**RECORDS FOR THE TASK:**

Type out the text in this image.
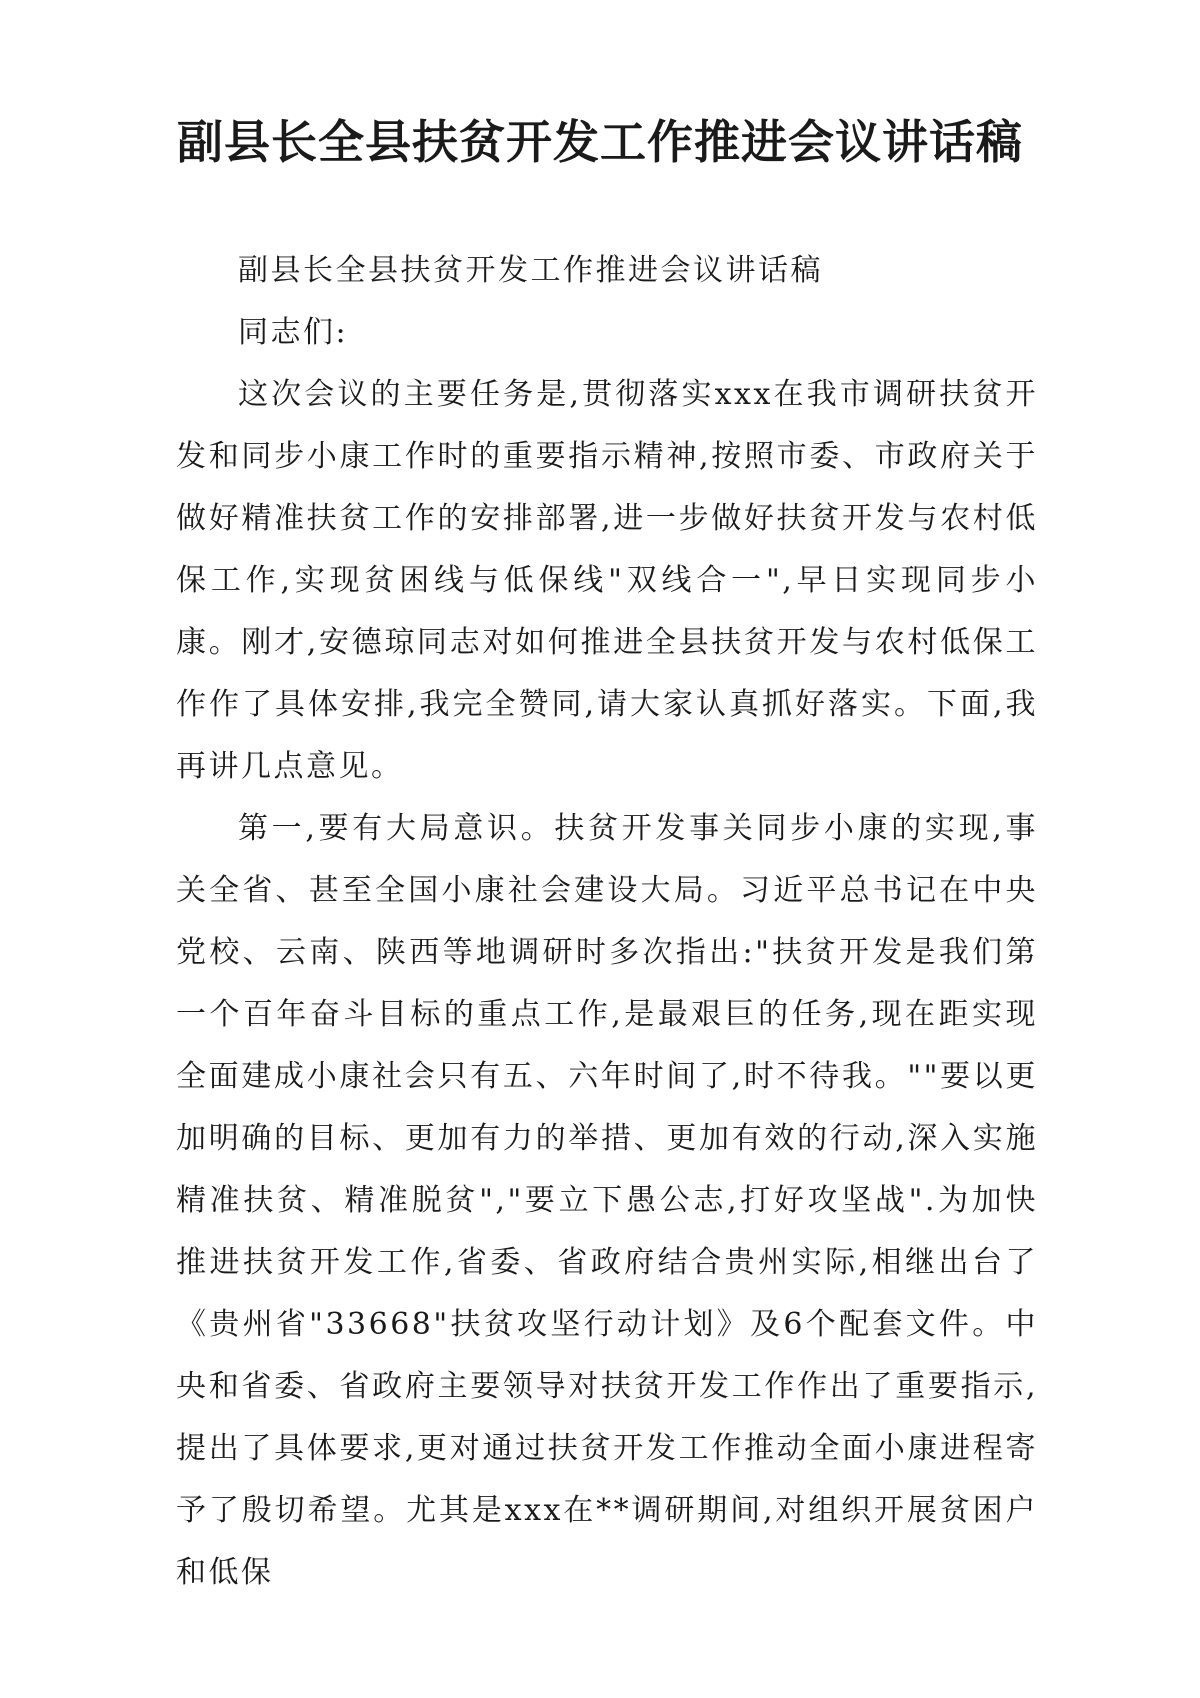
副县长全县扶贫开发工作推进会议讲话稿

副县长全县扶贫开发工作推进会议讲话稿

同志们:

这次会议的主要任务是,贯彻落实xxx在我市调研扶贫开发和同步小康工作时的重要指示精神,按照市委、市政府关于做好精准扶贫工作的安排部署,进一步做好扶贫开发与农村低保工作,实现贫困线与低保线"双线合一",早日实现同步小康。刚才,安德琼同志对如何推进全县扶贫开发与农村低保工作作了具体安排,我完全赞同,请大家认真抓好落实。下面,我再讲几点意见。

第一,要有大局意识。扶贫开发事关同步小康的实现,事关全省、甚至全国小康社会建设大局。习近平总书记在中央党校、云南、陕西等地调研时多次指出:"扶贫开发是我们第一个百年奋斗目标的重点工作,是最艰巨的任务,现在距实现全面建成小康社会只有五、六年时间了,时不待我。""要以更加明确的目标、更加有力的举措、更加有效的行动,深入实施精准扶贫、精准脱贫","要立下愚公志,打好攻坚战".为加快推进扶贫开发工作,省委、省政府结合贵州实际,相继出台了《贵州省"33668"扶贫攻坚行动计划》及6个配套文件。中央和省委、省政府主要领导对扶贫开发工作作出了重要指示,提出了具体要求,更对通过扶贫开发工作推动全面小康进程寄予了殷切希望。尤其是xxx在**调研期间,对组织开展贫困户和低保
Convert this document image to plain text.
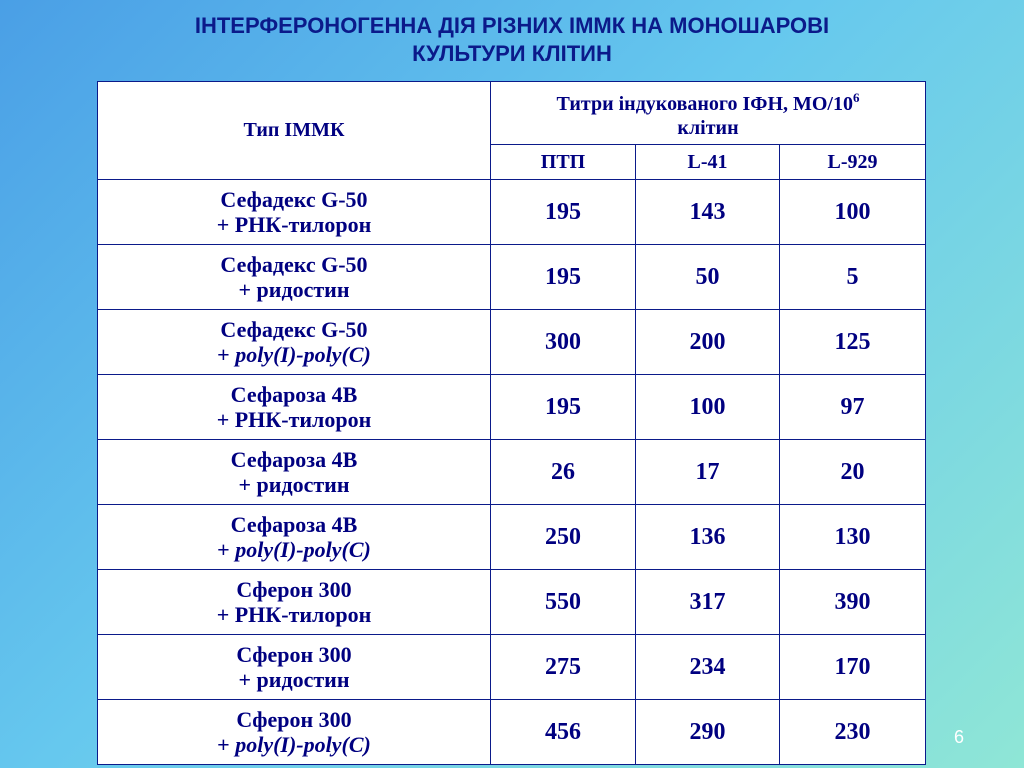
ІНТЕРФЕРОНОГЕННА ДІЯ РІЗНИХ ІММК НА МОНОШАРОВІ
КУЛЬТУРИ КЛІТИН
Тип ІММК	Титри індукованого ІФН, $МО/10^6$
клітин		
	ПТП	L-41	L-929

Сефадекс G-50
+ РНК-тилорон	195	143	100

Сефадекс G-50
+ ридостин	195	50	5

Сефадекс G-50
+ poly(I)-poly(C)	300	200	125

Сефароза 4В
+ РНК-тилорон	195	100	97

Сефароза 4В
+ ридостин	26	17	20

Сефароза 4В
+ poly(I)-poly(C)	250	136	130

Сферон 300
+ РНК-тилорон	550	317	390

Сферон 300
+ ридостин	275	234	170

Сферон 300
+ poly(I)-poly(C)	456	290	230	6
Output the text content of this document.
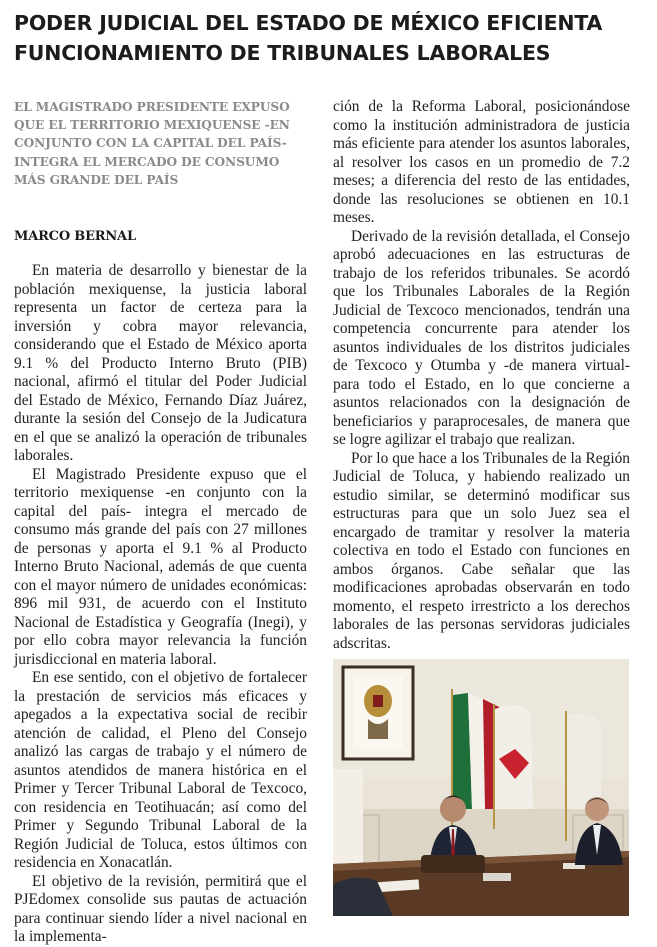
PODER JUDICIAL DEL ESTADO DE MÉXICO EFICIENTA FUNCIONAMIENTO DE TRIBUNALES LABORALES

EL MAGISTRADO PRESIDENTE EXPUSO QUE EL TERRITORIO MEXIQUENSE -EN CONJUNTO CON LA CAPITAL DEL PAÍS- INTEGRA EL MERCADO DE CONSUMO MÁS GRANDE DEL PAÍS

MARCO BERNAL

En materia de desarrollo y bienestar de la población mexiquense, la justicia laboral representa un factor de certeza para la inversión y cobra mayor relevancia, considerando que el Estado de México aporta 9.1 % del Producto Interno Bruto (PIB) nacional, afirmó el titular del Poder Judicial del Estado de México, Fernando Díaz Juárez, durante la sesión del Consejo de la Judicatura en el que se analizó la operación de tribunales laborales.

El Magistrado Presidente expuso que el territorio mexiquense -en conjunto con la capital del país- integra el mercado de consumo más grande del país con 27 millones de personas y aporta el 9.1 % al Producto Interno Bruto Nacional, además de que cuenta con el mayor número de unidades económicas: 896 mil 931, de acuerdo con el Instituto Nacional de Estadística y Geografía (Inegi), y por ello cobra mayor relevancia la función jurisdiccional en materia laboral.

En ese sentido, con el objetivo de fortalecer la prestación de servicios más eficaces y apegados a la expectativa social de recibir atención de calidad, el Pleno del Consejo analizó las cargas de trabajo y el número de asuntos atendidos de manera histórica en el Primer y Tercer Tribunal Laboral de Texcoco, con residencia en Teotihuacán; así como del Primer y Segundo Tribunal Laboral de la Región Judicial de Toluca, estos últimos con residencia en Xonacatlán.

El objetivo de la revisión, permitirá que el PJEdomex consolide sus pautas de actuación para continuar siendo líder a nivel nacional en la implementa-

ción de la Reforma Laboral, posicionándose como la institución administradora de justicia más eficiente para atender los asuntos laborales, al resolver los casos en un promedio de 7.2 meses; a diferencia del resto de las entidades, donde las resoluciones se obtienen en 10.1 meses.

Derivado de la revisión detallada, el Consejo aprobó adecuaciones en las estructuras de trabajo de los referidos tribunales. Se acordó que los Tribunales Laborales de la Región Judicial de Texcoco mencionados, tendrán una competencia concurrente para atender los asuntos individuales de los distritos judiciales de Texcoco y Otumba y -de manera virtual- para todo el Estado, en lo que concierne a asuntos relacionados con la designación de beneficiarios y paraprocesales, de manera que se logre agilizar el trabajo que realizan.

Por lo que hace a los Tribunales de la Región Judicial de Toluca, y habiendo realizado un estudio similar, se determinó modificar sus estructuras para que un solo Juez sea el encargado de tramitar y resolver la materia colectiva en todo el Estado con funciones en ambos órganos. Cabe señalar que las modificaciones aprobadas observarán en todo momento, el respeto irrestricto a los derechos laborales de las personas servidoras judiciales adscritas.
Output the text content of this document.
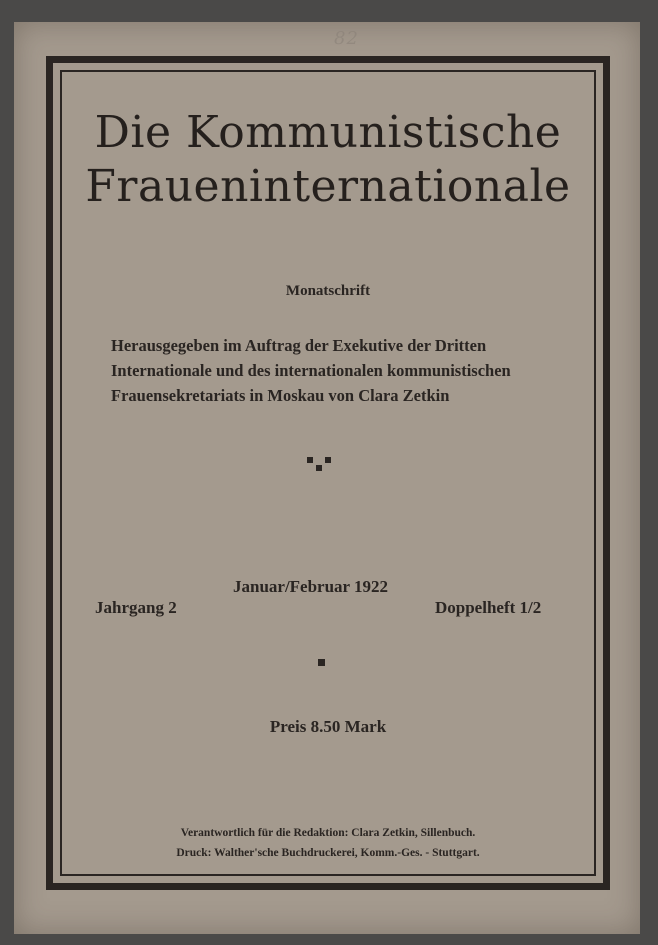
82
Die Kommunistische
Fraueninternationale
Monatschrift
Herausgegeben im Auftrag der Exekutive der Dritten
Internationale und des internationalen kommunistischen
Frauensekretariats in Moskau von Clara Zetkin
Januar/Februar 1922
Jahrgang 2	Doppelheft 1/2
Preis 8.50 Mark
Verantwortlich für die Redaktion: Clara Zetkin, Sillenbuch.
Druck: Walther'sche Buchdruckerei, Komm.-Ges. - Stuttgart.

**PROBLEM TO WORK ON:**
Note every line above where the string "Bruto" shows up, and copy those lines.

**COMPLETE RESPONSE:**
En materia de desarrollo y bienestar de la población mexiquense, la justicia laboral representa un factor de certeza para la inversión y cobra mayor relevancia, considerando que el Estado de México aporta 9.1 % del Producto Interno Bruto (PIB) nacional, afirmó el titular del Poder Judicial del Estado de México, Fernando Díaz Juárez, durante la sesión del Consejo de la Judicatura en el que se analizó la operación de tribunales laborales.
El Magistrado Presidente expuso que el territorio mexiquense -en conjunto con la capital del país- integra el mercado de consumo más grande del país con 27 millones de personas y aporta el 9.1 % al Producto Interno Bruto Nacional, además de que cuenta con el mayor número de unidades económicas: 896 mil 931, de acuerdo con el Instituto Nacional de Estadística y Geografía (Inegi), y por ello cobra mayor relevancia la función jurisdiccional en materia laboral.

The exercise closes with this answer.